Could you output each line of the data that follows exactly?

▶ [Provided records]:
----------------------------------------

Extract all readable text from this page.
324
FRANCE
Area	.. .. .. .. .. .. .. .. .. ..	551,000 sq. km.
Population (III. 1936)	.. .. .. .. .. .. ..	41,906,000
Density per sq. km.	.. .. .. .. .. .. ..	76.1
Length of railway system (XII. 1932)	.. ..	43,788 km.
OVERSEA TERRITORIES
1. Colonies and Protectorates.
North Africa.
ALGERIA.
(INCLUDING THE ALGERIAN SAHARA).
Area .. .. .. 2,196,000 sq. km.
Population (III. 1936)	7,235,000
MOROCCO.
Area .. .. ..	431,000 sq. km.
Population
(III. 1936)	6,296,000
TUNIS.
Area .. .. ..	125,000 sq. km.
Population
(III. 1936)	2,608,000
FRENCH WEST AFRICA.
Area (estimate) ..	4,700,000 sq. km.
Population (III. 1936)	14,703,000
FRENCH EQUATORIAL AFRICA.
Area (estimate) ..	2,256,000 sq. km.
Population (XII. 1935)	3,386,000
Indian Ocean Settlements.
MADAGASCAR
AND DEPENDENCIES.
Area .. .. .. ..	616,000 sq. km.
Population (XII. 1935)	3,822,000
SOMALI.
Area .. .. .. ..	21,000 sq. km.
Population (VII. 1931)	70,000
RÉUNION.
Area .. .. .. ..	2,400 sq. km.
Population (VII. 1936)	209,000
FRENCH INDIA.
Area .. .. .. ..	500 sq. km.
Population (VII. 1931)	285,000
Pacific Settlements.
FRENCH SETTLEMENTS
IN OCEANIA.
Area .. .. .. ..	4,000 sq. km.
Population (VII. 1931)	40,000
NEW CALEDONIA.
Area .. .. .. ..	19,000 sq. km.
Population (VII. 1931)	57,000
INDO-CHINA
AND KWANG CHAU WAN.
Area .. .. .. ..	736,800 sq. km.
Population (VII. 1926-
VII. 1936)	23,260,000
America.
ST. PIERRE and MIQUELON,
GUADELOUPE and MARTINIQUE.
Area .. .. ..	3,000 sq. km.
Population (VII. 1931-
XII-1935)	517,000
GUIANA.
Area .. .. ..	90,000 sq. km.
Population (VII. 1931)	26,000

----------------------------------------

▶ [Task solution]:
Extract all readable text from this page.
324
FRANCE
Area	.. .. .. .. .. .. .. .. .. ..	551,000 sq. km.
Population (III. 1936)	.. .. .. .. .. .. ..	41,906,000
Density per sq. km.	.. .. .. .. .. .. ..	76.1
Length of railway system (XII. 1932)	.. ..	43,788 km.
OVERSEA TERRITORIES
1. Colonies and Protectorates.
North Africa.
ALGERIA.
(INCLUDING THE ALGERIAN SAHARA).
Area .. .. .. 2,196,000 sq. km.
Population (III. 1936)	7,235,000
MOROCCO.
Area .. .. ..	431,000 sq. km.
Population
(III. 1936)	6,296,000
TUNIS.
Area .. .. ..	125,000 sq. km.
Population
(III. 1936)	2,608,000
FRENCH WEST AFRICA.
Area (estimate) ..	4,700,000 sq. km.
Population (III. 1936)	14,703,000
FRENCH EQUATORIAL AFRICA.
Area (estimate) ..	2,256,000 sq. km.
Population (XII. 1935)	3,386,000
Indian Ocean Settlements.
MADAGASCAR
AND DEPENDENCIES.
Area .. .. .. ..	616,000 sq. km.
Population (XII. 1935)	3,822,000
SOMALI.
Area .. .. .. ..	21,000 sq. km.
Population (VII. 1931)	70,000
RÉUNION.
Area .. .. .. ..	2,400 sq. km.
Population (VII. 1936)	209,000
FRENCH INDIA.
Area .. .. .. ..	500 sq. km.
Population (VII. 1931)	285,000
Pacific Settlements.
FRENCH SETTLEMENTS
IN OCEANIA.
Area .. .. .. ..	4,000 sq. km.
Population (VII. 1931)	40,000
NEW CALEDONIA.
Area .. .. .. ..	19,000 sq. km.
Population (VII. 1931)	57,000
INDO-CHINA
AND KWANG CHAU WAN.
Area .. .. .. ..	736,800 sq. km.
Population (VII. 1926-
VII. 1936)	23,260,000
America.
ST. PIERRE and MIQUELON,
GUADELOUPE and MARTINIQUE.
Area .. .. ..	3,000 sq. km.
Population (VII. 1931-
XII-1935)	517,000
GUIANA.
Area .. .. ..	90,000 sq. km.
Population (VII. 1931)	26,000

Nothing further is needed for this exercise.